Data listing:
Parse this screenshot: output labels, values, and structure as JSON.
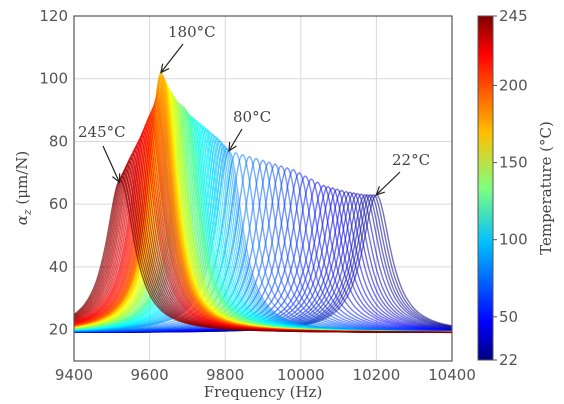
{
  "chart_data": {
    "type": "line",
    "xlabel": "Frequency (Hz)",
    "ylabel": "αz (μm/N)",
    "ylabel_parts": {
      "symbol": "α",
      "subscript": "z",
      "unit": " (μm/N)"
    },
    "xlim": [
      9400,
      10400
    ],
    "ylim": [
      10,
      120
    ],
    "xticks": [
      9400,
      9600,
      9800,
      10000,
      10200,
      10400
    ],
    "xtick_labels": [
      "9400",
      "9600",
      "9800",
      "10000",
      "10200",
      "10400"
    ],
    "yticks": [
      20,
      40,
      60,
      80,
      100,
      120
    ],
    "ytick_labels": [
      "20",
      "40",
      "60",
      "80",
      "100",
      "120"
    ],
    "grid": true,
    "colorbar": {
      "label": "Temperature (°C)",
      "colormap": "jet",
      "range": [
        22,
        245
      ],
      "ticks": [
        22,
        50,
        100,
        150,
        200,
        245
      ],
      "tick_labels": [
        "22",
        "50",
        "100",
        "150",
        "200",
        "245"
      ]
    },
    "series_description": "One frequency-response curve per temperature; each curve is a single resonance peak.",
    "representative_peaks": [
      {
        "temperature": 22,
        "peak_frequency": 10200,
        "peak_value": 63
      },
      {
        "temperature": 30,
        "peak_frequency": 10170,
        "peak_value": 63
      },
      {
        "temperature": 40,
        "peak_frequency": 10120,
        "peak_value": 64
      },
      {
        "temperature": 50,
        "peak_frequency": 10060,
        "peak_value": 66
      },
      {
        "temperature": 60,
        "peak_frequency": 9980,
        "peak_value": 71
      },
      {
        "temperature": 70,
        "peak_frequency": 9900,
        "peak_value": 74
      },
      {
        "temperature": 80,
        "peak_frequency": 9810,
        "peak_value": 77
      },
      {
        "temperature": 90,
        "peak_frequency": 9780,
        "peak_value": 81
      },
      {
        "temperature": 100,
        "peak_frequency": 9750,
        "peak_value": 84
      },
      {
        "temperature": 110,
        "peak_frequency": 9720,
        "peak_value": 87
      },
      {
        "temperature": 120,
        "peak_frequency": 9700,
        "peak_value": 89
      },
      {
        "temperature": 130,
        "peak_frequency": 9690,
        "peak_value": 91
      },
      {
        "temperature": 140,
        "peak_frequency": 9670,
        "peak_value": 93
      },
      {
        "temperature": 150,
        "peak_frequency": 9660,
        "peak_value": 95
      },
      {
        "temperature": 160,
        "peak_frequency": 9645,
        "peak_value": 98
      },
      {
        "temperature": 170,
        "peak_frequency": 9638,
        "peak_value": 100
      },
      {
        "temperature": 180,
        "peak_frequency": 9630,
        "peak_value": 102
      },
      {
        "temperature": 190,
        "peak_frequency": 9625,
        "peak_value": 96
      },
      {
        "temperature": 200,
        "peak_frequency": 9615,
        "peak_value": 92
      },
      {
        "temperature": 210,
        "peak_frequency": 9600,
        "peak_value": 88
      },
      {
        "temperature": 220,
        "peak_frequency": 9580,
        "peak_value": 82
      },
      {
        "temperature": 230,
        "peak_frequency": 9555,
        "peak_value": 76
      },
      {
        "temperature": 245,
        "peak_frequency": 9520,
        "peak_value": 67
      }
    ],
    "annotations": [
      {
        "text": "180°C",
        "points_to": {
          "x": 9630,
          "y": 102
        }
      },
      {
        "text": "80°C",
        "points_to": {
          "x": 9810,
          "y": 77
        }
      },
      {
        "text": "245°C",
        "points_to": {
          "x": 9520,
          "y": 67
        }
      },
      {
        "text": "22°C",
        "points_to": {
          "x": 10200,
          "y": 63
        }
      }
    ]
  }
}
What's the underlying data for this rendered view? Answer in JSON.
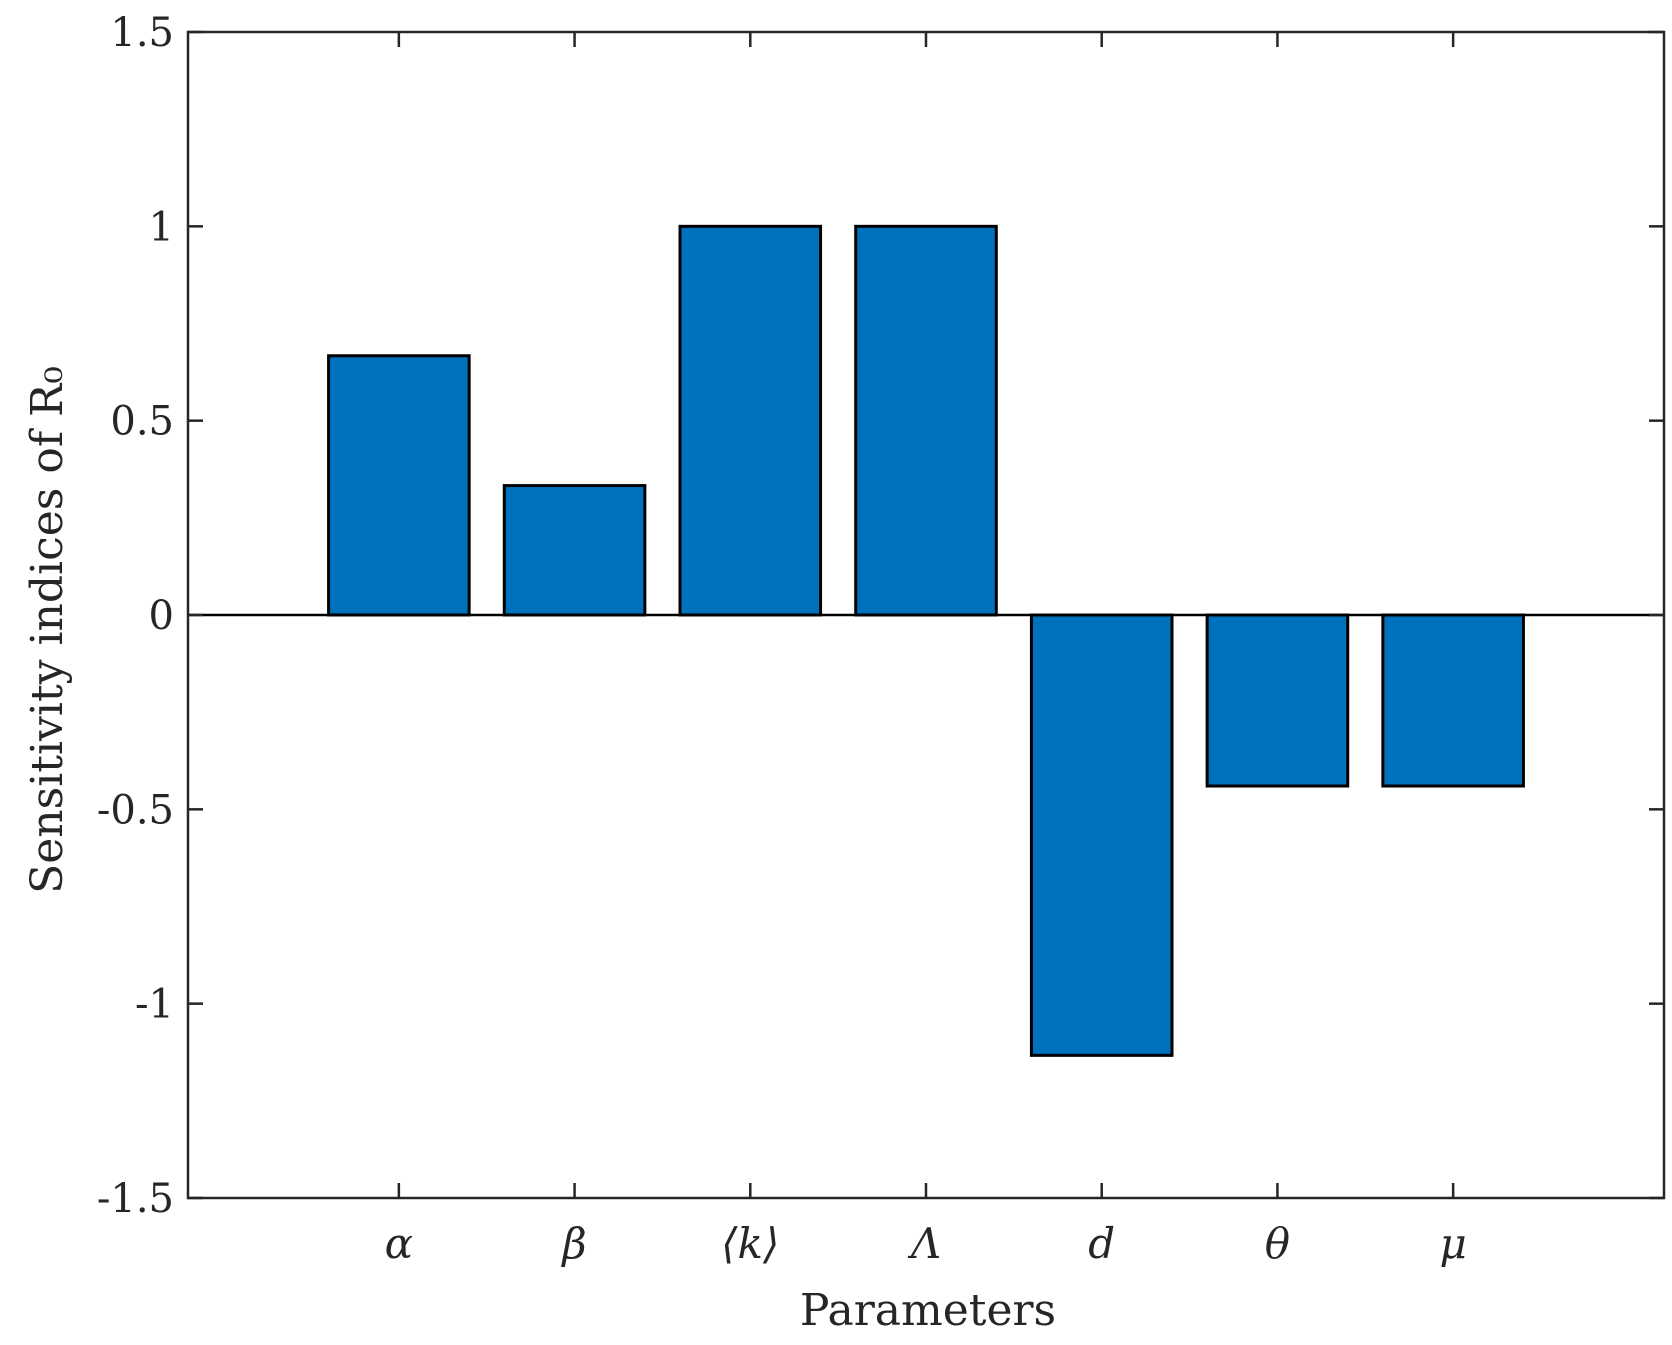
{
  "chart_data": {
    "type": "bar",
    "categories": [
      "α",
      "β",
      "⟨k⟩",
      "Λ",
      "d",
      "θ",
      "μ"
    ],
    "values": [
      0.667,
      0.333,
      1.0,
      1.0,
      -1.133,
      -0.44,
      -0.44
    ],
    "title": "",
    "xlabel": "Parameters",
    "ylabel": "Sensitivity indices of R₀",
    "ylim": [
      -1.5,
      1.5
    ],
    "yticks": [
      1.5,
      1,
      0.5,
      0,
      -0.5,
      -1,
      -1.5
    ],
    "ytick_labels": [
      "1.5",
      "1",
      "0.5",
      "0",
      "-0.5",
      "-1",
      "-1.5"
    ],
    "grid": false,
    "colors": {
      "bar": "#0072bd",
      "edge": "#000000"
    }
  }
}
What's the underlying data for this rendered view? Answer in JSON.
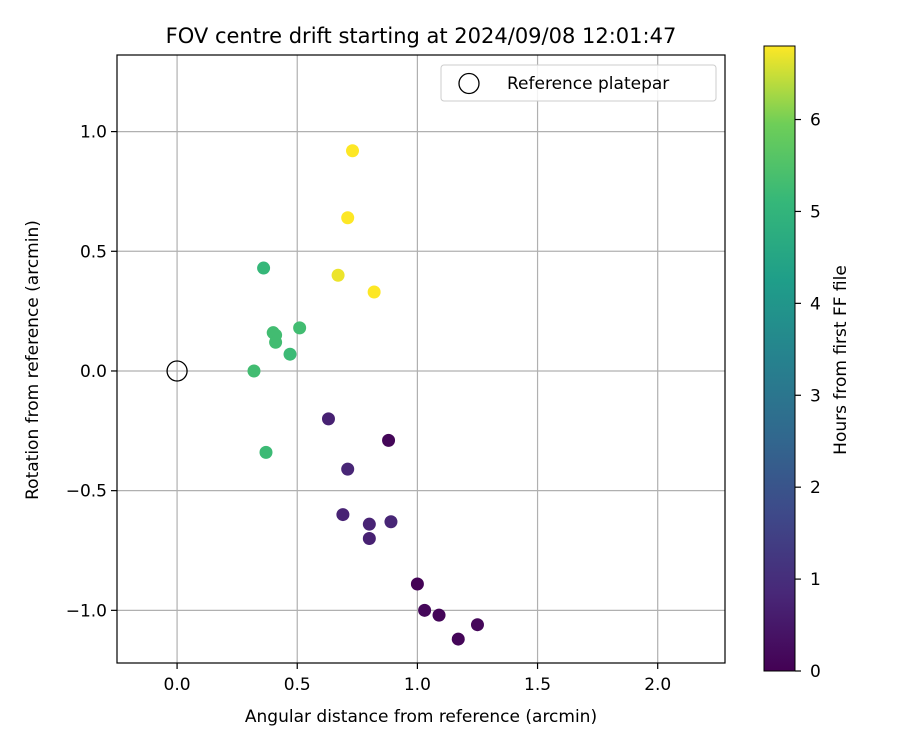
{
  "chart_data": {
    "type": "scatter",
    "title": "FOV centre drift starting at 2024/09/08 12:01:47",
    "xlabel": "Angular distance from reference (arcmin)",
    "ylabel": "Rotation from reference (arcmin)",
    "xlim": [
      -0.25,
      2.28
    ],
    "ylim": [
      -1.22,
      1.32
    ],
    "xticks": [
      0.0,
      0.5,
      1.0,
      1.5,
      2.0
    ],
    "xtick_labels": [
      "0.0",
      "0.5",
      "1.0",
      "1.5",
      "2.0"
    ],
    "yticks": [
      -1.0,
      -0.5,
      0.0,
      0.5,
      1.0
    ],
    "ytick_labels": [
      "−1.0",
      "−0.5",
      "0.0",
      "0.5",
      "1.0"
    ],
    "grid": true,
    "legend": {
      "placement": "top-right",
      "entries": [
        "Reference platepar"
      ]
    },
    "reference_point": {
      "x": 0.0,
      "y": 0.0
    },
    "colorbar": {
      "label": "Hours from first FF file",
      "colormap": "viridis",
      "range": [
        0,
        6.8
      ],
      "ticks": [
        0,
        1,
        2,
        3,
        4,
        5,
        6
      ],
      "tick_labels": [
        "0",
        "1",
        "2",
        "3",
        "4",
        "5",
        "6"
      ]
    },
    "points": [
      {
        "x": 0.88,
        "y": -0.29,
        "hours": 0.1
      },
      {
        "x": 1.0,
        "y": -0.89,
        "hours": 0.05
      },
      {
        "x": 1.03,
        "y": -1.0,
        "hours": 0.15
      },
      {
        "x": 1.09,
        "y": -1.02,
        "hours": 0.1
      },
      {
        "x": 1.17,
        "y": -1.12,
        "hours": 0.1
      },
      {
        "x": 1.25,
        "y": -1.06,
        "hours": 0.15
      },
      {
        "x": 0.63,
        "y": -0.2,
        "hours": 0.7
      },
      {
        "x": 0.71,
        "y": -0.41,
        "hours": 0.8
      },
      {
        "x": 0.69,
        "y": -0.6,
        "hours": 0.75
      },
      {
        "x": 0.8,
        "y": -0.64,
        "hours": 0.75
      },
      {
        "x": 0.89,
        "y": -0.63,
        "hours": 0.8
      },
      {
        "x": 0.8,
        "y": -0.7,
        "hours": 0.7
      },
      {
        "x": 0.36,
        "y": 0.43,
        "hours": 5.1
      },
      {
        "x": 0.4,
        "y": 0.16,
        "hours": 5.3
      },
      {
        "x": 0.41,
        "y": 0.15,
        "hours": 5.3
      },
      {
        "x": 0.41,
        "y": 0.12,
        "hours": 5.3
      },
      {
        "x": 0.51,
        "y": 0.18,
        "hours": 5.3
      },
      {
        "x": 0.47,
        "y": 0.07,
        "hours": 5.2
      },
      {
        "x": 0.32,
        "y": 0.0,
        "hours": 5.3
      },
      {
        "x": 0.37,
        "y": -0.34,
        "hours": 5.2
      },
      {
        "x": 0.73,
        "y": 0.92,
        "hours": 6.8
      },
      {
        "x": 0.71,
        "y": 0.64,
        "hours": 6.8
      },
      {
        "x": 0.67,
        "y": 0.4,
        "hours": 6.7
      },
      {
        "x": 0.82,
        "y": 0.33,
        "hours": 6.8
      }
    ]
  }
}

▶ [Work to complete]: Check each line of the records above for "from", and copy those that have it.

▶ [Result]:
    "xlabel": "Angular distance from reference (arcmin)",
    "ylabel": "Rotation from reference (arcmin)",
      "label": "Hours from first FF file",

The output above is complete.